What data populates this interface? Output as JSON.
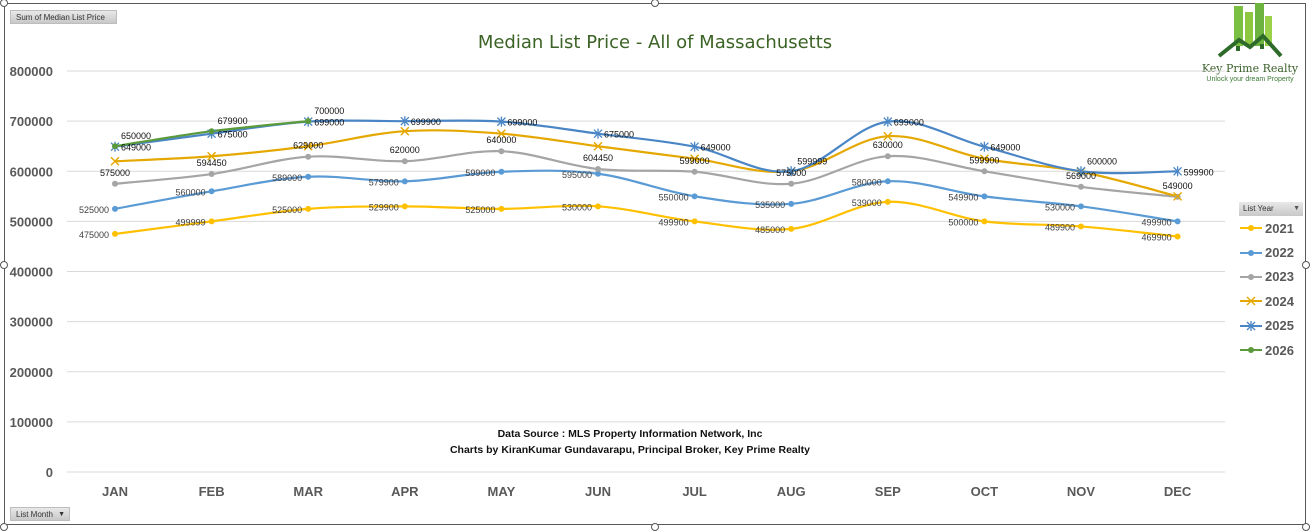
{
  "pivot_buttons": {
    "value_field": "Sum of Median List Price",
    "axis_field": "List Month",
    "legend_field": "List Year"
  },
  "logo": {
    "name": "Key Prime Realty",
    "tagline": "Unlock your dream Property"
  },
  "source": {
    "line1": "Data Source : MLS Property Information Network, Inc",
    "line2": "Charts by KiranKumar Gundavarapu, Principal Broker, Key Prime Realty"
  },
  "chart_data": {
    "type": "line",
    "title": "Median List Price - All of Massachusetts",
    "xlabel": "",
    "ylabel": "",
    "ylim": [
      0,
      800000
    ],
    "yticks": [
      0,
      100000,
      200000,
      300000,
      400000,
      500000,
      600000,
      700000,
      800000
    ],
    "grid": true,
    "smooth": true,
    "legend_position": "right",
    "categories": [
      "JAN",
      "FEB",
      "MAR",
      "APR",
      "MAY",
      "JUN",
      "JUL",
      "AUG",
      "SEP",
      "OCT",
      "NOV",
      "DEC"
    ],
    "series": [
      {
        "name": "2021",
        "color": "#FFC000",
        "marker": "circle",
        "show_labels": true,
        "label_side": "left",
        "values": [
          475000,
          499999,
          525000,
          529900,
          525000,
          530000,
          499900,
          485000,
          539000,
          500000,
          489900,
          469900
        ]
      },
      {
        "name": "2022",
        "color": "#5B9BD5",
        "marker": "circle",
        "show_labels": true,
        "label_side": "left",
        "values": [
          525000,
          560000,
          589000,
          579900,
          599000,
          595000,
          550000,
          535000,
          580000,
          549900,
          530000,
          499900
        ]
      },
      {
        "name": "2023",
        "color": "#A5A5A5",
        "marker": "circle",
        "show_labels": true,
        "label_side": "above",
        "values": [
          575000,
          594450,
          629000,
          620000,
          640000,
          604450,
          599000,
          575000,
          630000,
          599900,
          569000,
          549000
        ]
      },
      {
        "name": "2024",
        "color": "#E5A800",
        "marker": "x",
        "show_labels": false,
        "label_side": "none",
        "values": [
          619900,
          629900,
          649900,
          679900,
          675000,
          649900,
          625000,
          599900,
          669900,
          624900,
          599000,
          549900
        ]
      },
      {
        "name": "2025",
        "color": "#4A86C5",
        "marker": "star",
        "show_labels": true,
        "label_side": "right",
        "values": [
          649000,
          675000,
          699000,
          699900,
          699000,
          675000,
          649000,
          599999,
          699000,
          649000,
          600000,
          599900
        ]
      },
      {
        "name": "2026",
        "color": "#5A9A3A",
        "marker": "circle",
        "show_labels": true,
        "label_side": "right",
        "values": [
          650000,
          679900,
          700000,
          null,
          null,
          null,
          null,
          null,
          null,
          null,
          null,
          null
        ]
      }
    ]
  }
}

→ **EXERCISE AIM**
Each record above should be copied character for character, with pictures dropped.

→ **WORKED SOLUTION**
What data populates this interface? Output as JSON.
{
  "pivot_buttons": {
    "value_field": "Sum of Median List Price",
    "axis_field": "List Month",
    "legend_field": "List Year"
  },
  "logo": {
    "name": "Key Prime Realty",
    "tagline": "Unlock your dream Property"
  },
  "source": {
    "line1": "Data Source : MLS Property Information Network, Inc",
    "line2": "Charts by KiranKumar Gundavarapu, Principal Broker, Key Prime Realty"
  },
  "chart_data": {
    "type": "line",
    "title": "Median List Price - All of Massachusetts",
    "xlabel": "",
    "ylabel": "",
    "ylim": [
      0,
      800000
    ],
    "yticks": [
      0,
      100000,
      200000,
      300000,
      400000,
      500000,
      600000,
      700000,
      800000
    ],
    "grid": true,
    "smooth": true,
    "legend_position": "right",
    "categories": [
      "JAN",
      "FEB",
      "MAR",
      "APR",
      "MAY",
      "JUN",
      "JUL",
      "AUG",
      "SEP",
      "OCT",
      "NOV",
      "DEC"
    ],
    "series": [
      {
        "name": "2021",
        "color": "#FFC000",
        "marker": "circle",
        "show_labels": true,
        "label_side": "left",
        "values": [
          475000,
          499999,
          525000,
          529900,
          525000,
          530000,
          499900,
          485000,
          539000,
          500000,
          489900,
          469900
        ]
      },
      {
        "name": "2022",
        "color": "#5B9BD5",
        "marker": "circle",
        "show_labels": true,
        "label_side": "left",
        "values": [
          525000,
          560000,
          589000,
          579900,
          599000,
          595000,
          550000,
          535000,
          580000,
          549900,
          530000,
          499900
        ]
      },
      {
        "name": "2023",
        "color": "#A5A5A5",
        "marker": "circle",
        "show_labels": true,
        "label_side": "above",
        "values": [
          575000,
          594450,
          629000,
          620000,
          640000,
          604450,
          599000,
          575000,
          630000,
          599900,
          569000,
          549000
        ]
      },
      {
        "name": "2024",
        "color": "#E5A800",
        "marker": "x",
        "show_labels": false,
        "label_side": "none",
        "values": [
          619900,
          629900,
          649900,
          679900,
          675000,
          649900,
          625000,
          599900,
          669900,
          624900,
          599000,
          549900
        ]
      },
      {
        "name": "2025",
        "color": "#4A86C5",
        "marker": "star",
        "show_labels": true,
        "label_side": "right",
        "values": [
          649000,
          675000,
          699000,
          699900,
          699000,
          675000,
          649000,
          599999,
          699000,
          649000,
          600000,
          599900
        ]
      },
      {
        "name": "2026",
        "color": "#5A9A3A",
        "marker": "circle",
        "show_labels": true,
        "label_side": "right",
        "values": [
          650000,
          679900,
          700000,
          null,
          null,
          null,
          null,
          null,
          null,
          null,
          null,
          null
        ]
      }
    ]
  }
}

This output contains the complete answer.